Extracted data –
━━━━

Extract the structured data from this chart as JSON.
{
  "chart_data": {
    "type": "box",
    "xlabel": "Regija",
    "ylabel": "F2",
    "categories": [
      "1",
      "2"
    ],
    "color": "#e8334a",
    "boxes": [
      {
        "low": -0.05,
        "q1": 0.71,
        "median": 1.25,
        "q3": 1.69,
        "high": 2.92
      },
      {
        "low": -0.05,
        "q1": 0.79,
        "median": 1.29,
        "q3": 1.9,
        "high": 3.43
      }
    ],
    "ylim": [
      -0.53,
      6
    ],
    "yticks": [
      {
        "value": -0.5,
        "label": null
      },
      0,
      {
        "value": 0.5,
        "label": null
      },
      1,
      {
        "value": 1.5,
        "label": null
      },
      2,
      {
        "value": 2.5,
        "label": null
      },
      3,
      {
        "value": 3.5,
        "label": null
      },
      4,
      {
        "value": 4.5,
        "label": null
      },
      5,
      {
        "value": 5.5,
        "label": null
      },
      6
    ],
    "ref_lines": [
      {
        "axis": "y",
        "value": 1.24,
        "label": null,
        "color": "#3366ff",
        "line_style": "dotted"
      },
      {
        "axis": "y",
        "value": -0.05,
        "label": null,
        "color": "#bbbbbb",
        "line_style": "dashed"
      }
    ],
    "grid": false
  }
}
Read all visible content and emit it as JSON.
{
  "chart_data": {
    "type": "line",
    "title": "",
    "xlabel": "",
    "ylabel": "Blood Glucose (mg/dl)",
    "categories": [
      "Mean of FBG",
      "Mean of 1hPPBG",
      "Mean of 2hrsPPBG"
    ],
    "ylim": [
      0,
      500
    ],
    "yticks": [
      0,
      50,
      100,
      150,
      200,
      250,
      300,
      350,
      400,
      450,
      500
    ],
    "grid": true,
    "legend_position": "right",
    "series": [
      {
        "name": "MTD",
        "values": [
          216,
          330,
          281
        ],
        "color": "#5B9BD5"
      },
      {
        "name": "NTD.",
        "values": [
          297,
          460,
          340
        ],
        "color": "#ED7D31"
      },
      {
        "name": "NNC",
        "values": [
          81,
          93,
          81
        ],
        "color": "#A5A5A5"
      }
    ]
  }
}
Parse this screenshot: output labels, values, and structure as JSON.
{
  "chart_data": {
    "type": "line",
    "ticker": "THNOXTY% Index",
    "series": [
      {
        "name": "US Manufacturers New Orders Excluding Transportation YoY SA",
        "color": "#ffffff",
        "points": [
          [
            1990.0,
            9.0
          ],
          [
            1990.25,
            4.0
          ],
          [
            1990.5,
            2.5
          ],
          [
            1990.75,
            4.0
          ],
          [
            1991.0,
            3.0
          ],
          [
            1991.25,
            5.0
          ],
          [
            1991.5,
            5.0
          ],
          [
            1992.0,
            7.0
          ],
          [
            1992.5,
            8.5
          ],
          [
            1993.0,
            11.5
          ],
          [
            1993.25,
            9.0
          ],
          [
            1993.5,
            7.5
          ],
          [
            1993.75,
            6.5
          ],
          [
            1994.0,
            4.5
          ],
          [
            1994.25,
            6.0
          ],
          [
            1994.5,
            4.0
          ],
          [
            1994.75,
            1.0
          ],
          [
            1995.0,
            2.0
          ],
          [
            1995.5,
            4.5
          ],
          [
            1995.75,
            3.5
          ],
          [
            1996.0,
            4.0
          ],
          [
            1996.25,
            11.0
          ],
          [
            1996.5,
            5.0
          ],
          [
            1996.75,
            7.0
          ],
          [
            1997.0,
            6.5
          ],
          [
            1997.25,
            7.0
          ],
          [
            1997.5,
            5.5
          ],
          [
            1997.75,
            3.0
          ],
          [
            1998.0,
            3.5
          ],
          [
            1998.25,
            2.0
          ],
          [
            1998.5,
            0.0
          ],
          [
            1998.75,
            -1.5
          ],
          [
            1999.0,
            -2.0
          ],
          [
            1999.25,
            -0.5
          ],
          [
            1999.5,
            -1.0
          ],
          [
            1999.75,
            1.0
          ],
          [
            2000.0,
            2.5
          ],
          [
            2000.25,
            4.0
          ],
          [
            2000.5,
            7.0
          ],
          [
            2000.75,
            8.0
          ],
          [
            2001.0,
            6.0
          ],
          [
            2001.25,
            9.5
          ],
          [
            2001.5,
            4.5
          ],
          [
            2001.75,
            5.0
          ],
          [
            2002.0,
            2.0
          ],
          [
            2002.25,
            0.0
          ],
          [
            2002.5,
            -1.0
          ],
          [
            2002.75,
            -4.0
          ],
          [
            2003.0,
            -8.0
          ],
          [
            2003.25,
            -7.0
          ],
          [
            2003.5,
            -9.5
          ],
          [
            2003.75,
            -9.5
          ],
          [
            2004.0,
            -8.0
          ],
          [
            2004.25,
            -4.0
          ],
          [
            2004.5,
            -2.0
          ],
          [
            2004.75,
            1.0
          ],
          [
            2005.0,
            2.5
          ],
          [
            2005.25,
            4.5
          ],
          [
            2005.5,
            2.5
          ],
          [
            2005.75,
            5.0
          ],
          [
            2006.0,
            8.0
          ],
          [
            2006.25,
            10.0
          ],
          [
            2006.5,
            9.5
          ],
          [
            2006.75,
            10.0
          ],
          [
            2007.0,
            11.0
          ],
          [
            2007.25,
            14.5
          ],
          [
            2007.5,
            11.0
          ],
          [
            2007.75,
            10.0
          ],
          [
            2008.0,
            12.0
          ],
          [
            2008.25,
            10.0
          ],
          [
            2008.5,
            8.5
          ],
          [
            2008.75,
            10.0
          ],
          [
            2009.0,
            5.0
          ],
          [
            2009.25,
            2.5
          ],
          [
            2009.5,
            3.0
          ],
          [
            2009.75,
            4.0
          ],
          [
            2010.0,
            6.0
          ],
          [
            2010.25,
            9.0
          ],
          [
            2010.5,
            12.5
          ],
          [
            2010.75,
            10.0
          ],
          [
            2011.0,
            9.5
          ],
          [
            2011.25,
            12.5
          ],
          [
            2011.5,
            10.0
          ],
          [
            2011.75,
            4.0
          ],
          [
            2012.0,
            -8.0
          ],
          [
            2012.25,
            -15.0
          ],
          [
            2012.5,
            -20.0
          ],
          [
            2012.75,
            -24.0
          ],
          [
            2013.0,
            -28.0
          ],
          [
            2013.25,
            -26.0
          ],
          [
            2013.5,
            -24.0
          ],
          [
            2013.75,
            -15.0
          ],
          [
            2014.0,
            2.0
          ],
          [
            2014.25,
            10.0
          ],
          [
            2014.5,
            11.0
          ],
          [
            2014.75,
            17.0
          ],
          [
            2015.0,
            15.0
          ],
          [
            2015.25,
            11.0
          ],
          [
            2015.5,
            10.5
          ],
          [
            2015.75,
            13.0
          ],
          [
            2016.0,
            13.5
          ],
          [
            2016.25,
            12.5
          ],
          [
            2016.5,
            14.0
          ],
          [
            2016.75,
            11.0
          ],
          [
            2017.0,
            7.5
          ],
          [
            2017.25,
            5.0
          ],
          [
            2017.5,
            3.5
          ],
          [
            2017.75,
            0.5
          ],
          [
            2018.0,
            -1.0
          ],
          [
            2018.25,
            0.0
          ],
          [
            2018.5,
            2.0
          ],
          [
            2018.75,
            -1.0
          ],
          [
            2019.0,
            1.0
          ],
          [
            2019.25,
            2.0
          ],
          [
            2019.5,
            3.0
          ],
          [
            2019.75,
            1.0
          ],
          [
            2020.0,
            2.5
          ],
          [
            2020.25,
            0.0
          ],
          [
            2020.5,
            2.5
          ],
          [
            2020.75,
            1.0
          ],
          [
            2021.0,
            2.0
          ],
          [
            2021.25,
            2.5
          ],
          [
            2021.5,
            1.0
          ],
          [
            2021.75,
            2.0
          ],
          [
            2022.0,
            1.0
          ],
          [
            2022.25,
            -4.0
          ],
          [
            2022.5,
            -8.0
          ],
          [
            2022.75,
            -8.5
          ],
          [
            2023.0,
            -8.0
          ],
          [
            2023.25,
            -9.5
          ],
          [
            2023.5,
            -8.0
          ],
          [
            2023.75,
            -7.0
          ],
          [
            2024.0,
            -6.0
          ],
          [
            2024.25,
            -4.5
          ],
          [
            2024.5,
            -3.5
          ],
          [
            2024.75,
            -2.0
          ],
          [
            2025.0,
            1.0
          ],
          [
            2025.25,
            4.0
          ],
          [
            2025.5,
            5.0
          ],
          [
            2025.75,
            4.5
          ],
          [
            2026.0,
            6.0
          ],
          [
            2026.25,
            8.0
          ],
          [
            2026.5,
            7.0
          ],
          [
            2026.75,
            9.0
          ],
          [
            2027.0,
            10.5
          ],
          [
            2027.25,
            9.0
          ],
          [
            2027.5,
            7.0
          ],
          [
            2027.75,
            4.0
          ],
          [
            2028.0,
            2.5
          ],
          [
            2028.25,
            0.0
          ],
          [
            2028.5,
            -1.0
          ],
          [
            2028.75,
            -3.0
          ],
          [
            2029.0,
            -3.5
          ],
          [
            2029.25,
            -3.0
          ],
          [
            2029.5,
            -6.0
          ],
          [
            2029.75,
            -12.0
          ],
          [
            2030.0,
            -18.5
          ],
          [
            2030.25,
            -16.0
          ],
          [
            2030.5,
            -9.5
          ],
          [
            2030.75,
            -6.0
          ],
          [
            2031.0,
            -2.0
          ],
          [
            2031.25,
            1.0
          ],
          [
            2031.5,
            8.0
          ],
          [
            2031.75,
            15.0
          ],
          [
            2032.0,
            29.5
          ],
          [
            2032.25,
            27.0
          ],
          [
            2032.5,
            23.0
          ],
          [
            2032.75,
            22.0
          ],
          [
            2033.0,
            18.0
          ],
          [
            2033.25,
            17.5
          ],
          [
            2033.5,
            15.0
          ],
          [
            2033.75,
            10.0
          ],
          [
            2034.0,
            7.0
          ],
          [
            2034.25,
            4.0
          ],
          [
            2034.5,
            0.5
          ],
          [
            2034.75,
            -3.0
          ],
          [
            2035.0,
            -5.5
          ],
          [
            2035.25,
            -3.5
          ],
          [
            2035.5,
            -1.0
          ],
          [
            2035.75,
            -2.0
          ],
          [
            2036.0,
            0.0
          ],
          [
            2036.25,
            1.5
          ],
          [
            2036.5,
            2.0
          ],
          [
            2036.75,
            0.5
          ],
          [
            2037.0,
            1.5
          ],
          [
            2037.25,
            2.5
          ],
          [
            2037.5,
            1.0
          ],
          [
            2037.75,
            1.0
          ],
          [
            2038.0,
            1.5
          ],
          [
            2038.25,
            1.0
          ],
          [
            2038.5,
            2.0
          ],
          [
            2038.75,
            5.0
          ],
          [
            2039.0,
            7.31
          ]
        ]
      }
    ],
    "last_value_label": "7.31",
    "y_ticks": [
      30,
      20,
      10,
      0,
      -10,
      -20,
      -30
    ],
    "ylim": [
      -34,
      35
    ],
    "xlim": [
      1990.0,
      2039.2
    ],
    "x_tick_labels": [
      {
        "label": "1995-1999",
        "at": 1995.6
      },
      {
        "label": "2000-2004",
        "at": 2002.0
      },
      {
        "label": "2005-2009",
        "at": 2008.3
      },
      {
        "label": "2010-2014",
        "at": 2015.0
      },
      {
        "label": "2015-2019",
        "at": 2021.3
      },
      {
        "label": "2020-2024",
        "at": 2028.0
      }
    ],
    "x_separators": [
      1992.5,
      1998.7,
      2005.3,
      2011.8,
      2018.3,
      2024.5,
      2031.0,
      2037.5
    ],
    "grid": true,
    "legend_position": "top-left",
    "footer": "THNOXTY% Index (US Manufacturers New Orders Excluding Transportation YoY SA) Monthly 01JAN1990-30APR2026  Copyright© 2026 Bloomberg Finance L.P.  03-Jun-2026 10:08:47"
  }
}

━━━━

Write down only the number of lines that contain the string "THNOXTY" in the listing.

2